• Selected text
───

Monday, June 8, 2009

A vivid imagination


So I have a colleague at work who has lived at least seventeen lifetimes, well those that I know of.
Yup our regular Freud is a trained psychologist, a doctor, which is how he answers, the phone – yes that’s right, humble man that he is.
A doctor of what you ask? Well where do I begin, a doctor of so many things, and he is never short on providing an on the spot diagnosis, even for the lady at the other end of the office who has a tickle in her throat.
Our regular superman is a trained RAF pilot, having survived several crashes – for good measure (quick note to self, don’t catch a ride with him).
Our Schalk Burger has played provincial rugby at lock, even though he is only 5.9 inches tall – how the game must have changed.
Our Thorpedo has swum for Gauteng, and has also played countless other sports at a representative level, badminton, tennis etc etc etc!
Buck Rogers has even had aspirations of being an astronaut, but had some physical (not mental) dysfunction preventing him from being our own Neil Buzz Light-year Aldridge Armstrong.
His grandfather is a previous King of France, he knows all the politicians, former and current on a first name basis, he has worked as a journalist for all world wide media, has our own Kerry Packer, has owned this, done that and bla bla bla…get me a sick bucket I feel nauseous.
His latest story was arriving at a station while working as a journalist in London during the IRA bombing campaigns. As he got out at Paddington a bomb went off, but he was saved when regular Bobby dived on him “incredible people those Bobbies,” to quote our own Michael Collins.
He has been a singer, in a band, while also professing to play 13 different instruments, including the sitar – which comes from India you know! Aargh bloody yes, I know!
I have learnt some valuable lessons from my esteemed colleague. Actually no, I haven’t, because I learnt not to tell lies when I was five.
Ok, I will give him this, he is entertaining and does tell a good story, and oh my if it all ends up to be true, think egg on face in ostrich size proportions….nah no effing way.
Lets hope he isnt picked to play against the British and Irish Lions next Saturday.

───

• Given data
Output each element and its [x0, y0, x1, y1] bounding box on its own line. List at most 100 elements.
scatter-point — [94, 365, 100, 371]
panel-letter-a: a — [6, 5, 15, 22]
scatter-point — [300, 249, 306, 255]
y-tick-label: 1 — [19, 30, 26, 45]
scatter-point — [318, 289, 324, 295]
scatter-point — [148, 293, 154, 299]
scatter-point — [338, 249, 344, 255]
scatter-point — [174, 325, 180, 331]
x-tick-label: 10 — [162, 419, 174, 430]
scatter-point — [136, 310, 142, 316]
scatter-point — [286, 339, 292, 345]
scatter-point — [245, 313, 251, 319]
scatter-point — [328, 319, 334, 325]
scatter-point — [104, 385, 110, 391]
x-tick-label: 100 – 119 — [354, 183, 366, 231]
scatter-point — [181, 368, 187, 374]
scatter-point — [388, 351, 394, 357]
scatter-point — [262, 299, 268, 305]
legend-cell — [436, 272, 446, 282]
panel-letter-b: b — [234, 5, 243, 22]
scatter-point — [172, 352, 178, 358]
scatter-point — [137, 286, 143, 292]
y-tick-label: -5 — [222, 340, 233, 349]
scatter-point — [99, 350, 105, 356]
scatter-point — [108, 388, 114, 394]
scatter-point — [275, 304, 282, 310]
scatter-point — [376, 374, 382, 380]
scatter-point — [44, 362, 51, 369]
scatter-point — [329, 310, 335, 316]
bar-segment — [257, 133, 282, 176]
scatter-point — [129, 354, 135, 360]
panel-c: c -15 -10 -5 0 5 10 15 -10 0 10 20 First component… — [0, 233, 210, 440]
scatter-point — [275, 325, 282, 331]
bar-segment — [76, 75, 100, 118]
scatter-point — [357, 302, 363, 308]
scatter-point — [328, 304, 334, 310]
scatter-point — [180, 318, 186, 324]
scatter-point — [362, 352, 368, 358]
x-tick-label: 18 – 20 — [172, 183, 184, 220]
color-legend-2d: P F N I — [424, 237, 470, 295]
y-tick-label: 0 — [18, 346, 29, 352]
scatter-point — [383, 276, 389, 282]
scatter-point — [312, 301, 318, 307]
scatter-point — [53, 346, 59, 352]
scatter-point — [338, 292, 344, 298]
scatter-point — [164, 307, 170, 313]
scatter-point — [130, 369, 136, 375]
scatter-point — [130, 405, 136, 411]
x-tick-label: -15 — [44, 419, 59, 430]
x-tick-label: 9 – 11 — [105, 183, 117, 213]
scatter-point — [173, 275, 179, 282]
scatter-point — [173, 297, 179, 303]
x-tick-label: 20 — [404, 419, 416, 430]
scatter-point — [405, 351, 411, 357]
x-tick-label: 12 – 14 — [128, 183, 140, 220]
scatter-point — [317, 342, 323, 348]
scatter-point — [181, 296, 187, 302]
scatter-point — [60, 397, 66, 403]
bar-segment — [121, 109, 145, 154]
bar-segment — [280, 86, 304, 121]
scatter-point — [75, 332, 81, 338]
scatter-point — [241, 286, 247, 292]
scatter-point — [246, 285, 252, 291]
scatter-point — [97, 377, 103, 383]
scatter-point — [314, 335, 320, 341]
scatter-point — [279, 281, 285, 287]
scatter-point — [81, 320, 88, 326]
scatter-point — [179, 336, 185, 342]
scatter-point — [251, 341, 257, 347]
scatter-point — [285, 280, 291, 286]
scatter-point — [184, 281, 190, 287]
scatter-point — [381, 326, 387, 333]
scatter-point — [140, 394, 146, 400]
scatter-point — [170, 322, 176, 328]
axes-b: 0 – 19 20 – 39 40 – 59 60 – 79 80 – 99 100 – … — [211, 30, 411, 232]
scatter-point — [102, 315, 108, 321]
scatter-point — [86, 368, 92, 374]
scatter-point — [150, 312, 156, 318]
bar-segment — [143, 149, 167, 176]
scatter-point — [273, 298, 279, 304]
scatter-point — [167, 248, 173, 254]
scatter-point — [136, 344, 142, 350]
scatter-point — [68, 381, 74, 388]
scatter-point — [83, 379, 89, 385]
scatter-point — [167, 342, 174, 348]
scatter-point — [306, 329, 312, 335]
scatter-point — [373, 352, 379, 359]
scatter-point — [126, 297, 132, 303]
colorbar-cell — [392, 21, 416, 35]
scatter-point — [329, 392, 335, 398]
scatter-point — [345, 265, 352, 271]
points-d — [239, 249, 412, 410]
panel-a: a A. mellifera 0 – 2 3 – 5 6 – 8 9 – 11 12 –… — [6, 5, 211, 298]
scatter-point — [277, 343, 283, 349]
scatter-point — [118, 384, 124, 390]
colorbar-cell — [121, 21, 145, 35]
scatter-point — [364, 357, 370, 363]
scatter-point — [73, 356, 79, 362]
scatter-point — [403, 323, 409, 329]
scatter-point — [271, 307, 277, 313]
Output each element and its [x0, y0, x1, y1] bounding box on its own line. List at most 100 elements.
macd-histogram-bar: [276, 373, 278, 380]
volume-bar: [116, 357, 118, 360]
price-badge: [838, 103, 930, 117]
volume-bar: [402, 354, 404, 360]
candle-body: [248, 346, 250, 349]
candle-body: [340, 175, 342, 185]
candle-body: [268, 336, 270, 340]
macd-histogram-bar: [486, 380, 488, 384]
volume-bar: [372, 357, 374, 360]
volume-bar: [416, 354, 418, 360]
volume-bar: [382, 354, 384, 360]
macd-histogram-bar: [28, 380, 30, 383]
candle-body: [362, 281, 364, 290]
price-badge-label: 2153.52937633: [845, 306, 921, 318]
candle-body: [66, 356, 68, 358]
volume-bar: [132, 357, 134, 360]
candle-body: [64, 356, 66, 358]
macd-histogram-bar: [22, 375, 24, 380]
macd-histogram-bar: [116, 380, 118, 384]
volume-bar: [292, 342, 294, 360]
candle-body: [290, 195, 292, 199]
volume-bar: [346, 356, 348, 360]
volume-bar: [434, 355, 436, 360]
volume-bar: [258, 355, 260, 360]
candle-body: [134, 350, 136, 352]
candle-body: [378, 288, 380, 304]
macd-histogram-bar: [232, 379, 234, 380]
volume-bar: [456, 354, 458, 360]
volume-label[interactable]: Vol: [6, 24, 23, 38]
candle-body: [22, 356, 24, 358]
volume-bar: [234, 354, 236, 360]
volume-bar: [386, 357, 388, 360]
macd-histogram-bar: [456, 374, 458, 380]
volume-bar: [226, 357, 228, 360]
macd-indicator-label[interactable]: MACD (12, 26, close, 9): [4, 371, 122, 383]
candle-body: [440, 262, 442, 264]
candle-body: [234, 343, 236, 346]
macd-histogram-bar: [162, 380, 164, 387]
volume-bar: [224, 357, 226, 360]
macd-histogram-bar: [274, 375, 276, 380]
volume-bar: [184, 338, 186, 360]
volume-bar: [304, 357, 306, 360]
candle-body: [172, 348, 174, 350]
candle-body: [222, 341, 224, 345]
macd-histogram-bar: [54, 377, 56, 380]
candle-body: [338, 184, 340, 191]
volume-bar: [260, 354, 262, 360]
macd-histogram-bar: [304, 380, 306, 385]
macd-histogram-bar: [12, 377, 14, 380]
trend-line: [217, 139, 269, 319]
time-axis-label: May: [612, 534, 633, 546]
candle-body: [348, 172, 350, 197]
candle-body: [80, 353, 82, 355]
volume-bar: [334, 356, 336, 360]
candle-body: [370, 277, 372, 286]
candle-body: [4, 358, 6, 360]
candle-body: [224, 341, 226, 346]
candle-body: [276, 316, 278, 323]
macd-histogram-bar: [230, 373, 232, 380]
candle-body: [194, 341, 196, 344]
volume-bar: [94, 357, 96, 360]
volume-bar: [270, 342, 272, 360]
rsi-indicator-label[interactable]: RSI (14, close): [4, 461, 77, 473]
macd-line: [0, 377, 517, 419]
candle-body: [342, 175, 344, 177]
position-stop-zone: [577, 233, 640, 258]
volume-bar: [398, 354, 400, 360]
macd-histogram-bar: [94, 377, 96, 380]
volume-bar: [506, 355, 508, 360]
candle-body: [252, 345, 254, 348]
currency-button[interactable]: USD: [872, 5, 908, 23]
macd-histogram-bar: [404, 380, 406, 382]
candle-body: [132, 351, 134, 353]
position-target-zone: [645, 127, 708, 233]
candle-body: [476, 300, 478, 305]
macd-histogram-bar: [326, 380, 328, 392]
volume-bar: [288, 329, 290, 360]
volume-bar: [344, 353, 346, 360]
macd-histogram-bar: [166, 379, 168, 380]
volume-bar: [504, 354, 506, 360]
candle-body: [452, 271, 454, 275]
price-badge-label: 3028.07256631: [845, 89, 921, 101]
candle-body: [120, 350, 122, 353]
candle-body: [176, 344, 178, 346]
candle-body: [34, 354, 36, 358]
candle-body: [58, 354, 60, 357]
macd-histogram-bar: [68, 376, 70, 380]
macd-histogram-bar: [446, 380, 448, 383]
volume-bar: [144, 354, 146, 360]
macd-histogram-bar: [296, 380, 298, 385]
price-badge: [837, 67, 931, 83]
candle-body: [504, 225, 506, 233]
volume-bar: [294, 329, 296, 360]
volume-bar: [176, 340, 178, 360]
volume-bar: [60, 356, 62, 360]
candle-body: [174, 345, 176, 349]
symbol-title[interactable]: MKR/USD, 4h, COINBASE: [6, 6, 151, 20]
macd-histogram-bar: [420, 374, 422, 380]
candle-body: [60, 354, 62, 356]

───

• Activities
1. Rewrite the stretch of the blog post from "Ok, I will give" through "Lions next Saturday.", changing "ostrich" to "elephant".
2. In the blog post, at which London station did the colleague get out when a bomb went off?
The rows have no connection to the blog post.

• Answers to the exercise
1.
Ok, I will give him this, he is entertaining and does tell a good story, and oh my if it all ends up to be true, think egg on face in elephant size proportions….nah no effing way.
Lets hope he isnt picked to play against the British and Irish Lions next Saturday.

2. Paddington